Reproduce the listing exactly, with no pictures in your copy.
:::::
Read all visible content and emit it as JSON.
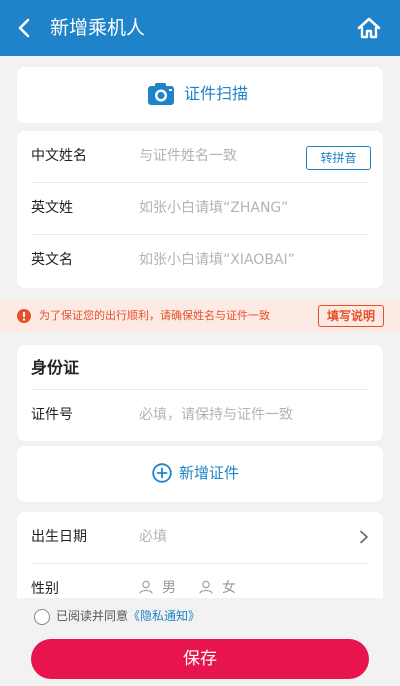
{
  "header": {
    "title": "新增乘机人",
    "back_icon": "back-arrow-icon",
    "home_icon": "home-icon",
    "bg_color": "#1f83c9"
  },
  "scan": {
    "label": "证件扫描",
    "icon": "camera-icon"
  },
  "names": {
    "chinese_name": {
      "label": "中文姓名",
      "placeholder": "与证件姓名一致",
      "button": "转拼音"
    },
    "english_surname": {
      "label": "英文姓",
      "placeholder": "如张小白请填“ZHANG”"
    },
    "english_given": {
      "label": "英文名",
      "placeholder": "如张小白请填“XIAOBAI”"
    }
  },
  "notice": {
    "text": "为了保证您的出行顺利，请确保姓名与证件一致",
    "button": "填写说明",
    "icon": "warning-icon",
    "color": "#e5512b"
  },
  "id": {
    "type": "身份证",
    "number_label": "证件号",
    "number_placeholder": "必填，请保持与证件一致"
  },
  "add_cert": {
    "label": "新增证件",
    "icon": "plus-circle-icon"
  },
  "birth": {
    "label": "出生日期",
    "placeholder": "必填",
    "icon": "chevron-right-icon"
  },
  "gender": {
    "label": "性别",
    "male": "男",
    "female": "女"
  },
  "agreement": {
    "text": "已阅读并同意",
    "link": "《隐私通知》"
  },
  "save": {
    "label": "保存",
    "color": "#e8144e"
  }
}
:::::
ANSWER TO THE TASK:
Read all visible content and emit it as JSON.
{
  "header": {
    "title": "新增乘机人",
    "back_icon": "back-arrow-icon",
    "home_icon": "home-icon",
    "bg_color": "#1f83c9"
  },
  "scan": {
    "label": "证件扫描",
    "icon": "camera-icon"
  },
  "names": {
    "chinese_name": {
      "label": "中文姓名",
      "placeholder": "与证件姓名一致",
      "button": "转拼音"
    },
    "english_surname": {
      "label": "英文姓",
      "placeholder": "如张小白请填“ZHANG”"
    },
    "english_given": {
      "label": "英文名",
      "placeholder": "如张小白请填“XIAOBAI”"
    }
  },
  "notice": {
    "text": "为了保证您的出行顺利，请确保姓名与证件一致",
    "button": "填写说明",
    "icon": "warning-icon",
    "color": "#e5512b"
  },
  "id": {
    "type": "身份证",
    "number_label": "证件号",
    "number_placeholder": "必填，请保持与证件一致"
  },
  "add_cert": {
    "label": "新增证件",
    "icon": "plus-circle-icon"
  },
  "birth": {
    "label": "出生日期",
    "placeholder": "必填",
    "icon": "chevron-right-icon"
  },
  "gender": {
    "label": "性别",
    "male": "男",
    "female": "女"
  },
  "agreement": {
    "text": "已阅读并同意",
    "link": "《隐私通知》"
  },
  "save": {
    "label": "保存",
    "color": "#e8144e"
  }
}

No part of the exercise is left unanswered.